-- Written exercise --
Reproduce every entry below precisely; do not include the pictures.
## Begin Data for the task
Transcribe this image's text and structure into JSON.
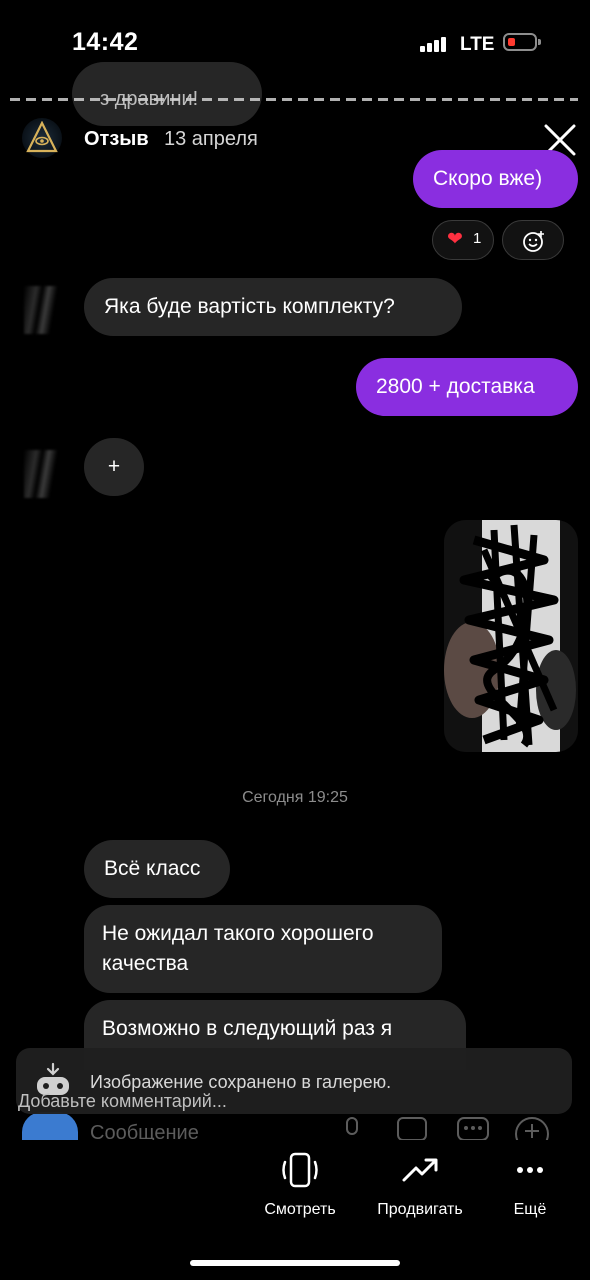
{
  "status_bar": {
    "time": "14:42",
    "network": "LTE",
    "battery_color": "#ff3b30"
  },
  "story": {
    "header": {
      "name": "Отзыв",
      "date": "13 апреля"
    },
    "cut_text": "з дравини!",
    "messages": [
      {
        "side": "mine",
        "text": "Скоро вже)"
      },
      {
        "side": "theirs",
        "text": "Яка буде  вартість комплекту?"
      },
      {
        "side": "mine",
        "text": "2800 + доставка"
      },
      {
        "side": "theirs",
        "text": "Всё класс"
      },
      {
        "side": "theirs",
        "line1": "Не ожидал такого хорошего",
        "line2": "качества"
      },
      {
        "side": "theirs",
        "text": "Возможно в следующий раз я"
      }
    ],
    "reactions": {
      "heart_count": "1",
      "plus_label": "+"
    },
    "timestamp": "Сегодня 19:25",
    "input_placeholder": "Сообщение"
  },
  "toast": {
    "text": "Изображение сохранено в галерею."
  },
  "comment_placeholder": "Добавьте комментарий...",
  "actions": [
    {
      "label": "Смотреть",
      "icon": "phone-rotate-icon"
    },
    {
      "label": "Продвигать",
      "icon": "trending-up-icon"
    },
    {
      "label": "Ещё",
      "icon": "more-dots-icon"
    }
  ],
  "colors": {
    "accent": "#8a2ee0",
    "bubble_theirs": "#262626",
    "background": "#000000"
  }
}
## End Data for the task
-- Task answer --
Transcribe this image's text and structure into JSON.
{
  "status_bar": {
    "time": "14:42",
    "network": "LTE",
    "battery_color": "#ff3b30"
  },
  "story": {
    "header": {
      "name": "Отзыв",
      "date": "13 апреля"
    },
    "cut_text": "з дравини!",
    "messages": [
      {
        "side": "mine",
        "text": "Скоро вже)"
      },
      {
        "side": "theirs",
        "text": "Яка буде  вартість комплекту?"
      },
      {
        "side": "mine",
        "text": "2800 + доставка"
      },
      {
        "side": "theirs",
        "text": "Всё класс"
      },
      {
        "side": "theirs",
        "line1": "Не ожидал такого хорошего",
        "line2": "качества"
      },
      {
        "side": "theirs",
        "text": "Возможно в следующий раз я"
      }
    ],
    "reactions": {
      "heart_count": "1",
      "plus_label": "+"
    },
    "timestamp": "Сегодня 19:25",
    "input_placeholder": "Сообщение"
  },
  "toast": {
    "text": "Изображение сохранено в галерею."
  },
  "comment_placeholder": "Добавьте комментарий...",
  "actions": [
    {
      "label": "Смотреть",
      "icon": "phone-rotate-icon"
    },
    {
      "label": "Продвигать",
      "icon": "trending-up-icon"
    },
    {
      "label": "Ещё",
      "icon": "more-dots-icon"
    }
  ],
  "colors": {
    "accent": "#8a2ee0",
    "bubble_theirs": "#262626",
    "background": "#000000"
  }
}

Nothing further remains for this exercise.